Your objective
Pull every line containing "addition" out of the material below.

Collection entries
__________________________________________________

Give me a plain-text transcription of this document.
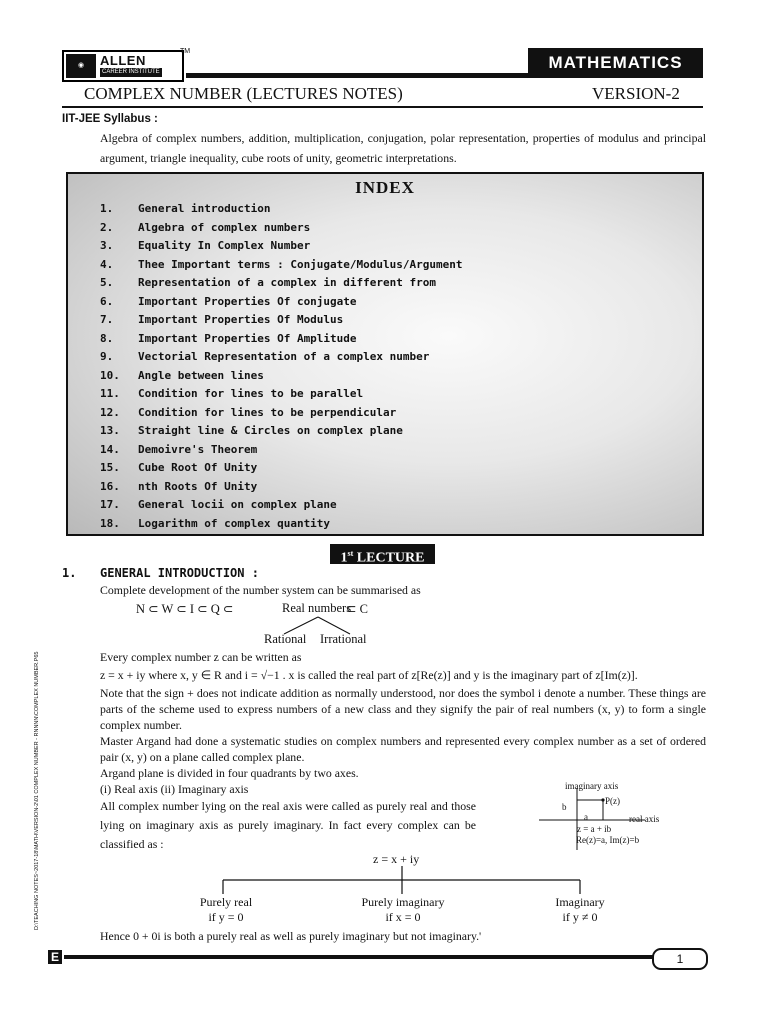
◉	ALLEN
CAREER INSTITUTE
TM
MATHEMATICS
COMPLEX NUMBER (LECTURES NOTES)	VERSION-2
IIT-JEE Syllabus :
Algebra of complex numbers, addition, multiplication, conjugation, polar representation, properties of modulus and principal argument, triangle inequality, cube roots of unity, geometric interpretations.
INDEX
1. General introduction
2. Algebra of complex numbers
3. Equality In Complex Number
4. Thee Important terms : Conjugate/Modulus/Argument
5. Representation of a complex in different from
6. Important Properties Of conjugate
7. Important Properties Of Modulus
8. Important Properties Of Amplitude
9. Vectorial Representation of a complex number
10. Angle between lines
11. Condition for lines to be parallel
12. Condition for lines to be perpendicular
13. Straight line & Circles on complex plane
14. Demoivre's Theorem
15. Cube Root Of Unity
16. nth Roots Of Unity
17. General locii on complex plane
18. Logarithm of complex quantity
1st LECTURE
1. GENERAL INTRODUCTION :
Complete development of the number system can be summarised as
N ⊂ W ⊂ I ⊂ Q ⊂	Real numbers
⊂ C
Rational Irrational
Every complex number z can be written as
z = x + iy where x, y ∈ R and i = √−1 . x is called the real part of z[Re(z)] and y is the imaginary part of z[Im(z)].
Note that the sign + does not indicate addition as normally understood, nor does the symbol i denote a number. These things are parts of the scheme used to express numbers of a new class and they signify the pair of real numbers (x, y) to form a single complex number.
Master Argand had done a systematic studies on complex numbers and represented every complex number as a set of ordered pair (x, y) on a plane called complex plane.
Argand plane is divided in four quadrants by two axes.
(i) Real axis (ii) Imaginary axis
All complex number lying on the real axis were called as purely real and those lying on imaginary axis as purely imaginary. In fact every complex can be classified as :
imaginary axis
P(z)
b
real axis
a
z = a + ib
Re(z)=a, Im(z)=b
z = x + iy
Purely real
if y = 0
Purely imaginary
if x = 0
Imaginary
if y ≠ 0
Hence 0 + 0i is both a purely real as well as purely imaginary but not imaginary.'
D:\TEACHING NOTES~2017-18\MATH\VERSION-2\01 COMPLEX NUMBER - RNNNN\COMPLEX NUMBER.P65
E	1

__________________________________________________

Solution to the exercise
Algebra of complex numbers, addition, multiplication, conjugation, polar representation, properties of modulus and principal argument, triangle inequality, cube roots of unity, geometric interpretations.
Note that the sign + does not indicate addition as normally understood, nor does the symbol i denote a number. These things are parts of the scheme used to express numbers of a new class and they signify the pair of real numbers (x, y) to form a single complex number.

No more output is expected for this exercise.